▶ AIM: Print the whole listing exactly.

▶ DATA FOR THIS EXERCISE:
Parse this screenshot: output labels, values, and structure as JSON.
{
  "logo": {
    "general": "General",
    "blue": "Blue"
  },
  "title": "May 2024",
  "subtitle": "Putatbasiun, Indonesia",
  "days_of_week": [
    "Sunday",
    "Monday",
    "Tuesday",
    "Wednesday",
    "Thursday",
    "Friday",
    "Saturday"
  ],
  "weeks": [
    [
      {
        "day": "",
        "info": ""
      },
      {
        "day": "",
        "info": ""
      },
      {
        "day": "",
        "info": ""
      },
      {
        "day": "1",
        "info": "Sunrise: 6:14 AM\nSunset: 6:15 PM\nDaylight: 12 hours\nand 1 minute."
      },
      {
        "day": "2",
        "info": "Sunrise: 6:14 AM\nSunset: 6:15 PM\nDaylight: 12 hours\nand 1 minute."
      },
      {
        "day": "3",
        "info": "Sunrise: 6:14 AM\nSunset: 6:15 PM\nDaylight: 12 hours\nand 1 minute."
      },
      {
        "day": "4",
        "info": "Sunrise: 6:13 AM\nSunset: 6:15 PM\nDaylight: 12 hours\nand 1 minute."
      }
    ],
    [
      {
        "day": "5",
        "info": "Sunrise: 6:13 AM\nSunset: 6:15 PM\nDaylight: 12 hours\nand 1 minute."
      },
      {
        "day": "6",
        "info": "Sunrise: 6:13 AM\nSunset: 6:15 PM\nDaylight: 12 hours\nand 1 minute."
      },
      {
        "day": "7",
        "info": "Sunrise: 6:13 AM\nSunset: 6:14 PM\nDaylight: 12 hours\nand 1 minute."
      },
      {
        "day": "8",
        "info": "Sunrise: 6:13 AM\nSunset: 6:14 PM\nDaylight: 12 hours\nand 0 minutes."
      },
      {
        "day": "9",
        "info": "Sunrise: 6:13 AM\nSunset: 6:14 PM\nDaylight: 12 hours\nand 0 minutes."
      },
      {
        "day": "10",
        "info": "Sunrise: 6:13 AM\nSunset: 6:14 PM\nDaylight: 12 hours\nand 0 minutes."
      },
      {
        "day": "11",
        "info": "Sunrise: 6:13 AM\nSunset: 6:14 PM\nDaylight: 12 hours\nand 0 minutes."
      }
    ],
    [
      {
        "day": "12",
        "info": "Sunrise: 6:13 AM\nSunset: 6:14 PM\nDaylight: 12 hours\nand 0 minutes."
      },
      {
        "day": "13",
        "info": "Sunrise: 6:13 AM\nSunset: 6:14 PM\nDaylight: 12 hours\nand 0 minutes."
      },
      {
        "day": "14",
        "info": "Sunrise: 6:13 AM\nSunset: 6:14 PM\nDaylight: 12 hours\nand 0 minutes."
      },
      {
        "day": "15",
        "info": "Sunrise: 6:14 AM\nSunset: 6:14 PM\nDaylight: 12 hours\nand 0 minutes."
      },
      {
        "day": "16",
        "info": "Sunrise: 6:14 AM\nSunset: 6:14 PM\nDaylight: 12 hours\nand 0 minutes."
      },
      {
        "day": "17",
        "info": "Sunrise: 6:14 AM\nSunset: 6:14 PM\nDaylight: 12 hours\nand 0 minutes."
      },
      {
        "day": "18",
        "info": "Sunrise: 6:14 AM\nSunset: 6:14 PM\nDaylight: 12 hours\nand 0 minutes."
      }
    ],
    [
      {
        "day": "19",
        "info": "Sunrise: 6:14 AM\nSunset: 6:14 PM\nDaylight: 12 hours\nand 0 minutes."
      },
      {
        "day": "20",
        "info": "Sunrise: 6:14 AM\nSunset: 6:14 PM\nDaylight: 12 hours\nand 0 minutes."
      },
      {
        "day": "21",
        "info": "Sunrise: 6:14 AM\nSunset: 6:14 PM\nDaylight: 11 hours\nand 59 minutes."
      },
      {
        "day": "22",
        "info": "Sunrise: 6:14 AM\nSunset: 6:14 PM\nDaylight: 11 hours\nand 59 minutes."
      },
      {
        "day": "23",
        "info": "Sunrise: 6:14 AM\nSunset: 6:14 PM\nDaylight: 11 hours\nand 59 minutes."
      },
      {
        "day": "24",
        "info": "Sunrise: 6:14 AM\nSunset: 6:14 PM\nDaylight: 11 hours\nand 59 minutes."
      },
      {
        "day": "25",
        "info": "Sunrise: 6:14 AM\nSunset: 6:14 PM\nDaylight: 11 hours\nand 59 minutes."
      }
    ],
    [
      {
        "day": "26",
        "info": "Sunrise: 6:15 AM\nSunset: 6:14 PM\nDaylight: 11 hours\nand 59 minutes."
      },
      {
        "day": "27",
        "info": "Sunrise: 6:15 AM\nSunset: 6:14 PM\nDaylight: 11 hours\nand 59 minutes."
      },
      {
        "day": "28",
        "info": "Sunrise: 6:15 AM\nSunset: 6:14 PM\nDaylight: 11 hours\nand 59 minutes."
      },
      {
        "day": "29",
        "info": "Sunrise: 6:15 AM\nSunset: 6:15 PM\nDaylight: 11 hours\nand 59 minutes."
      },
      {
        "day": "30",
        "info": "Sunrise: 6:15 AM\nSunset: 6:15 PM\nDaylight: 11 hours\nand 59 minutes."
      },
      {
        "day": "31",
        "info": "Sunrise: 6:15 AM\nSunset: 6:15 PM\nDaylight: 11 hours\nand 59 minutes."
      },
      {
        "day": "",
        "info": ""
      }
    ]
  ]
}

▶ FINAL RESULT:
Parse this screenshot: output labels, values, and structure as JSON.
{
  "logo": {
    "general": "General",
    "blue": "Blue"
  },
  "title": "May 2024",
  "subtitle": "Putatbasiun, Indonesia",
  "days_of_week": [
    "Sunday",
    "Monday",
    "Tuesday",
    "Wednesday",
    "Thursday",
    "Friday",
    "Saturday"
  ],
  "weeks": [
    [
      {
        "day": "",
        "info": ""
      },
      {
        "day": "",
        "info": ""
      },
      {
        "day": "",
        "info": ""
      },
      {
        "day": "1",
        "info": "Sunrise: 6:14 AM\nSunset: 6:15 PM\nDaylight: 12 hours\nand 1 minute."
      },
      {
        "day": "2",
        "info": "Sunrise: 6:14 AM\nSunset: 6:15 PM\nDaylight: 12 hours\nand 1 minute."
      },
      {
        "day": "3",
        "info": "Sunrise: 6:14 AM\nSunset: 6:15 PM\nDaylight: 12 hours\nand 1 minute."
      },
      {
        "day": "4",
        "info": "Sunrise: 6:13 AM\nSunset: 6:15 PM\nDaylight: 12 hours\nand 1 minute."
      }
    ],
    [
      {
        "day": "5",
        "info": "Sunrise: 6:13 AM\nSunset: 6:15 PM\nDaylight: 12 hours\nand 1 minute."
      },
      {
        "day": "6",
        "info": "Sunrise: 6:13 AM\nSunset: 6:15 PM\nDaylight: 12 hours\nand 1 minute."
      },
      {
        "day": "7",
        "info": "Sunrise: 6:13 AM\nSunset: 6:14 PM\nDaylight: 12 hours\nand 1 minute."
      },
      {
        "day": "8",
        "info": "Sunrise: 6:13 AM\nSunset: 6:14 PM\nDaylight: 12 hours\nand 0 minutes."
      },
      {
        "day": "9",
        "info": "Sunrise: 6:13 AM\nSunset: 6:14 PM\nDaylight: 12 hours\nand 0 minutes."
      },
      {
        "day": "10",
        "info": "Sunrise: 6:13 AM\nSunset: 6:14 PM\nDaylight: 12 hours\nand 0 minutes."
      },
      {
        "day": "11",
        "info": "Sunrise: 6:13 AM\nSunset: 6:14 PM\nDaylight: 12 hours\nand 0 minutes."
      }
    ],
    [
      {
        "day": "12",
        "info": "Sunrise: 6:13 AM\nSunset: 6:14 PM\nDaylight: 12 hours\nand 0 minutes."
      },
      {
        "day": "13",
        "info": "Sunrise: 6:13 AM\nSunset: 6:14 PM\nDaylight: 12 hours\nand 0 minutes."
      },
      {
        "day": "14",
        "info": "Sunrise: 6:13 AM\nSunset: 6:14 PM\nDaylight: 12 hours\nand 0 minutes."
      },
      {
        "day": "15",
        "info": "Sunrise: 6:14 AM\nSunset: 6:14 PM\nDaylight: 12 hours\nand 0 minutes."
      },
      {
        "day": "16",
        "info": "Sunrise: 6:14 AM\nSunset: 6:14 PM\nDaylight: 12 hours\nand 0 minutes."
      },
      {
        "day": "17",
        "info": "Sunrise: 6:14 AM\nSunset: 6:14 PM\nDaylight: 12 hours\nand 0 minutes."
      },
      {
        "day": "18",
        "info": "Sunrise: 6:14 AM\nSunset: 6:14 PM\nDaylight: 12 hours\nand 0 minutes."
      }
    ],
    [
      {
        "day": "19",
        "info": "Sunrise: 6:14 AM\nSunset: 6:14 PM\nDaylight: 12 hours\nand 0 minutes."
      },
      {
        "day": "20",
        "info": "Sunrise: 6:14 AM\nSunset: 6:14 PM\nDaylight: 12 hours\nand 0 minutes."
      },
      {
        "day": "21",
        "info": "Sunrise: 6:14 AM\nSunset: 6:14 PM\nDaylight: 11 hours\nand 59 minutes."
      },
      {
        "day": "22",
        "info": "Sunrise: 6:14 AM\nSunset: 6:14 PM\nDaylight: 11 hours\nand 59 minutes."
      },
      {
        "day": "23",
        "info": "Sunrise: 6:14 AM\nSunset: 6:14 PM\nDaylight: 11 hours\nand 59 minutes."
      },
      {
        "day": "24",
        "info": "Sunrise: 6:14 AM\nSunset: 6:14 PM\nDaylight: 11 hours\nand 59 minutes."
      },
      {
        "day": "25",
        "info": "Sunrise: 6:14 AM\nSunset: 6:14 PM\nDaylight: 11 hours\nand 59 minutes."
      }
    ],
    [
      {
        "day": "26",
        "info": "Sunrise: 6:15 AM\nSunset: 6:14 PM\nDaylight: 11 hours\nand 59 minutes."
      },
      {
        "day": "27",
        "info": "Sunrise: 6:15 AM\nSunset: 6:14 PM\nDaylight: 11 hours\nand 59 minutes."
      },
      {
        "day": "28",
        "info": "Sunrise: 6:15 AM\nSunset: 6:14 PM\nDaylight: 11 hours\nand 59 minutes."
      },
      {
        "day": "29",
        "info": "Sunrise: 6:15 AM\nSunset: 6:15 PM\nDaylight: 11 hours\nand 59 minutes."
      },
      {
        "day": "30",
        "info": "Sunrise: 6:15 AM\nSunset: 6:15 PM\nDaylight: 11 hours\nand 59 minutes."
      },
      {
        "day": "31",
        "info": "Sunrise: 6:15 AM\nSunset: 6:15 PM\nDaylight: 11 hours\nand 59 minutes."
      },
      {
        "day": "",
        "info": ""
      }
    ]
  ]
}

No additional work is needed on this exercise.